[Source records]
==*==
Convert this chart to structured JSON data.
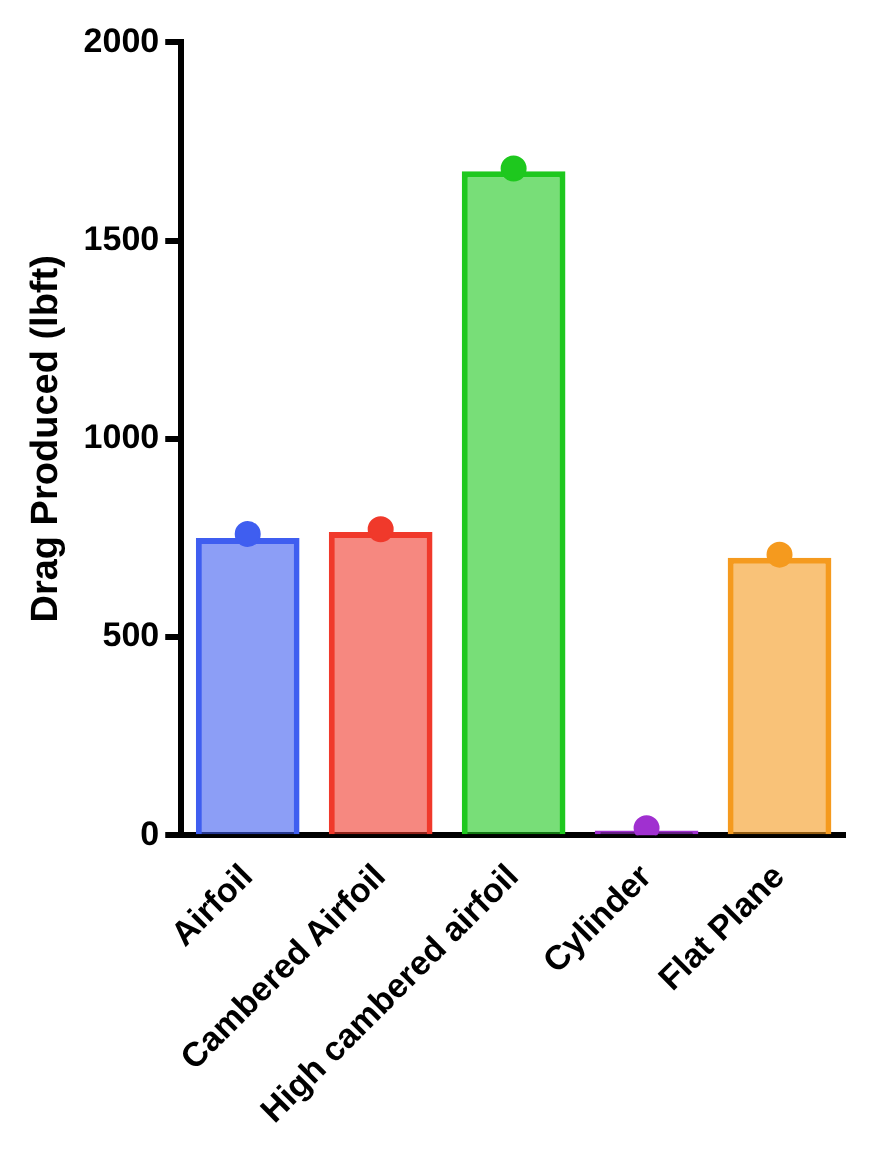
{
  "chart_data": {
    "type": "bar",
    "ylabel": "Drag Produced (lbft)",
    "categories": [
      "Airfoil",
      "Cambered Airfoil",
      "High cambered airfoil",
      "Cylinder",
      "Flat Plane"
    ],
    "series": [
      {
        "values": [
          750,
          765,
          1675,
          12,
          700
        ],
        "colors": [
          "#3f5ef0",
          "#f0392b",
          "#1ec81e",
          "#a030d0",
          "#f59a1e"
        ]
      },
      {
        "type": "scatter",
        "x": [
          "Airfoil",
          "Cambered Airfoil",
          "High cambered airfoil",
          "Cylinder",
          "Flat Plane"
        ],
        "values": [
          760,
          772,
          1682,
          18,
          708
        ],
        "colors": [
          "#3f5ef0",
          "#f0392b",
          "#1ec81e",
          "#a030d0",
          "#f59a1e"
        ]
      }
    ],
    "ylim": [
      0,
      2000
    ],
    "yticks": [
      0,
      500,
      1000,
      1500,
      2000
    ],
    "grid": false,
    "legend": false,
    "marker": "circle"
  }
}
==*==
DIRECTIONS FOR THIS TASK: All of the data above should be transcribed verbatim, with pictures omitted.

COMPLETED EXERCISE:
Convert this chart to structured JSON data.
{
  "chart_data": {
    "type": "bar",
    "ylabel": "Drag Produced (lbft)",
    "categories": [
      "Airfoil",
      "Cambered Airfoil",
      "High cambered airfoil",
      "Cylinder",
      "Flat Plane"
    ],
    "series": [
      {
        "values": [
          750,
          765,
          1675,
          12,
          700
        ],
        "colors": [
          "#3f5ef0",
          "#f0392b",
          "#1ec81e",
          "#a030d0",
          "#f59a1e"
        ]
      },
      {
        "type": "scatter",
        "x": [
          "Airfoil",
          "Cambered Airfoil",
          "High cambered airfoil",
          "Cylinder",
          "Flat Plane"
        ],
        "values": [
          760,
          772,
          1682,
          18,
          708
        ],
        "colors": [
          "#3f5ef0",
          "#f0392b",
          "#1ec81e",
          "#a030d0",
          "#f59a1e"
        ]
      }
    ],
    "ylim": [
      0,
      2000
    ],
    "yticks": [
      0,
      500,
      1000,
      1500,
      2000
    ],
    "grid": false,
    "legend": false,
    "marker": "circle"
  }
}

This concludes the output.